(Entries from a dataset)
_ _ _ _ _ _ _
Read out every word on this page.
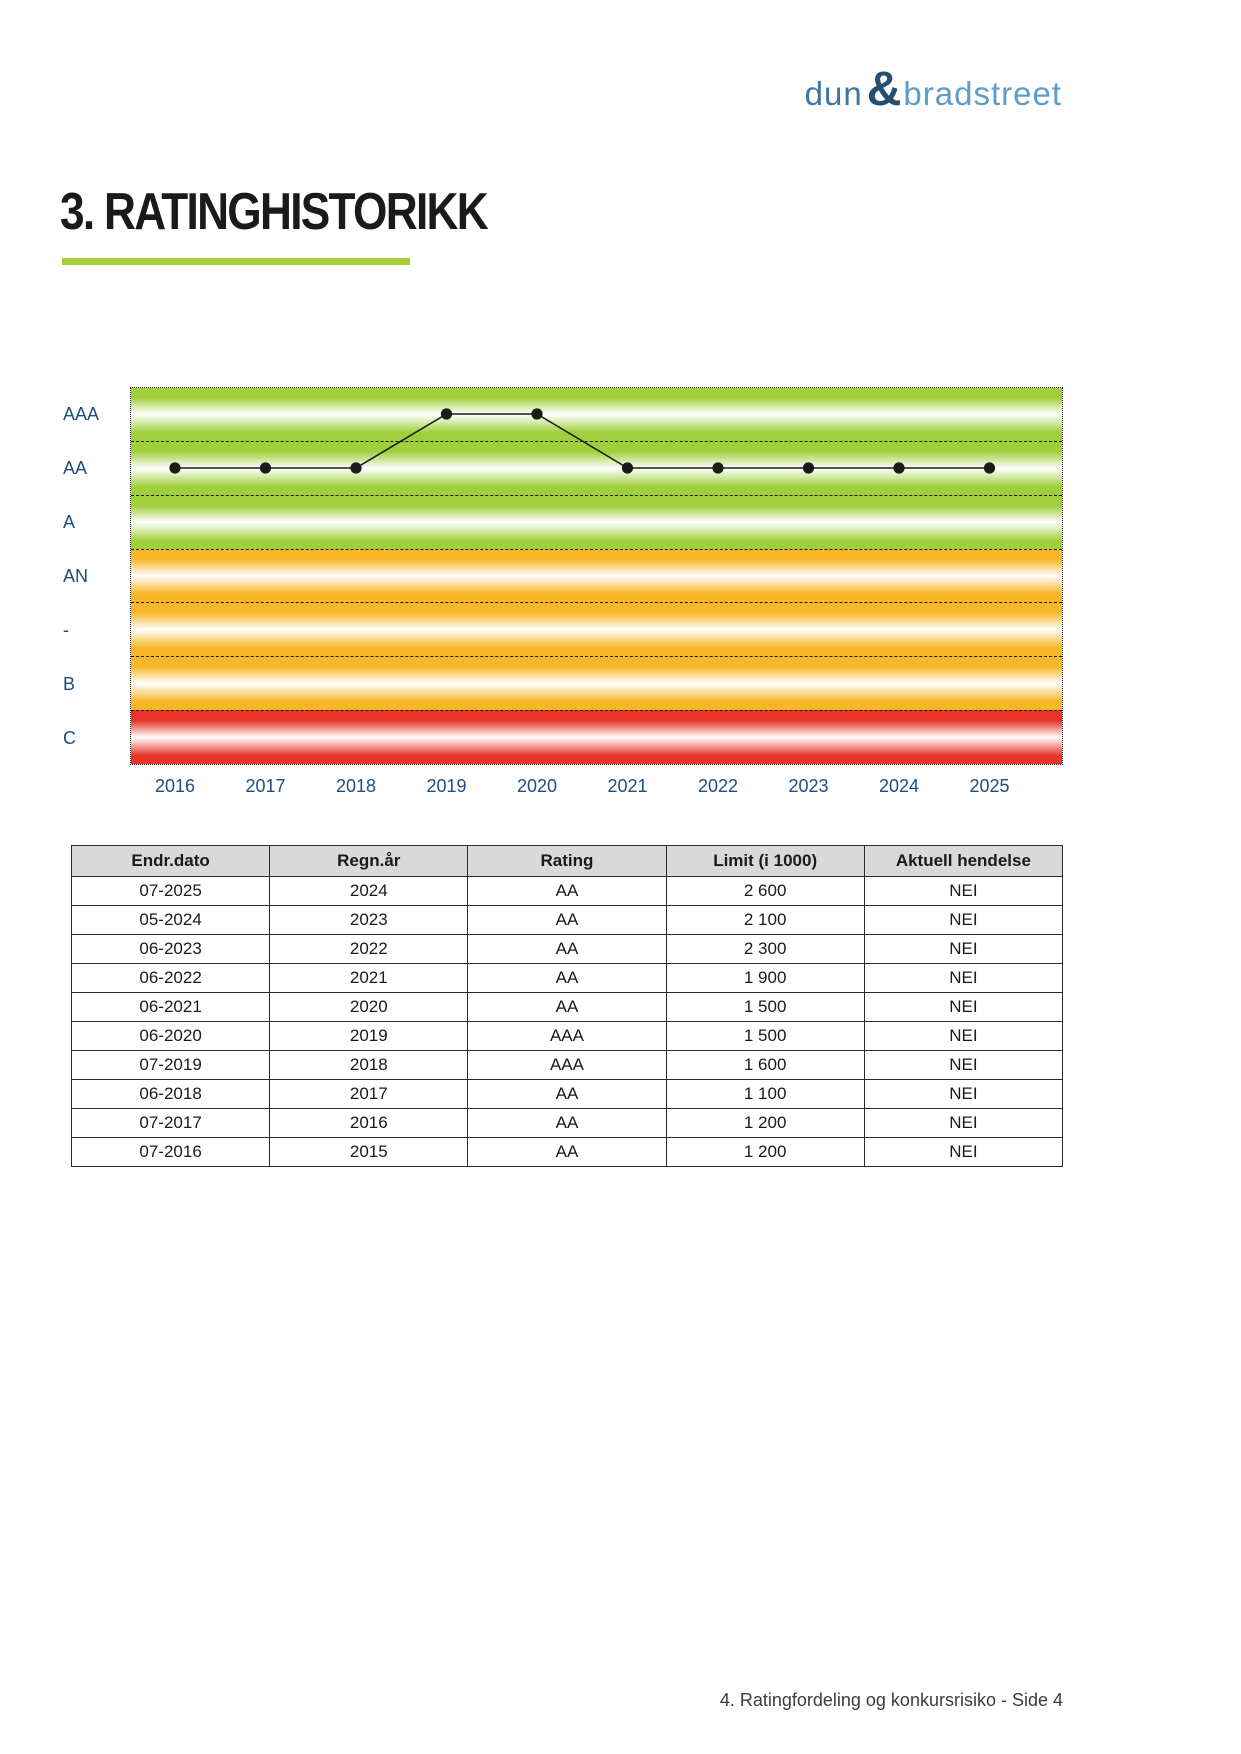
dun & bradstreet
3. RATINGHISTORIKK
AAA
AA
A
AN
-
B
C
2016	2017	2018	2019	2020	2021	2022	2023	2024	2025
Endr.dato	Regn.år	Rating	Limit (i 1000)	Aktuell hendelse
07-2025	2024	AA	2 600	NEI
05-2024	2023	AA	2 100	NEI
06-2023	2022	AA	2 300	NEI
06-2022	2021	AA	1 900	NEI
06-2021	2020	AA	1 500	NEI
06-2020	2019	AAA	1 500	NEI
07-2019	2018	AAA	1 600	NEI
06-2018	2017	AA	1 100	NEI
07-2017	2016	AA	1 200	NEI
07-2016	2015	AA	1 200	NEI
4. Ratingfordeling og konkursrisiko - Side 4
_ _ _ _ _ _ _
### PROBLEM DESCRIPTION
Repeat each record exactly, with the pictures left out.

### REPLY TO THE TASK
Read out every word on this page.
dun & bradstreet
3. RATINGHISTORIKK
AAA
AA
A
AN
-
B
C
2016	2017	2018	2019	2020	2021	2022	2023	2024	2025
Endr.dato	Regn.år	Rating	Limit (i 1000)	Aktuell hendelse
07-2025	2024	AA	2 600	NEI
05-2024	2023	AA	2 100	NEI
06-2023	2022	AA	2 300	NEI
06-2022	2021	AA	1 900	NEI
06-2021	2020	AA	1 500	NEI
06-2020	2019	AAA	1 500	NEI
07-2019	2018	AAA	1 600	NEI
06-2018	2017	AA	1 100	NEI
07-2017	2016	AA	1 200	NEI
07-2016	2015	AA	1 200	NEI
4. Ratingfordeling og konkursrisiko - Side 4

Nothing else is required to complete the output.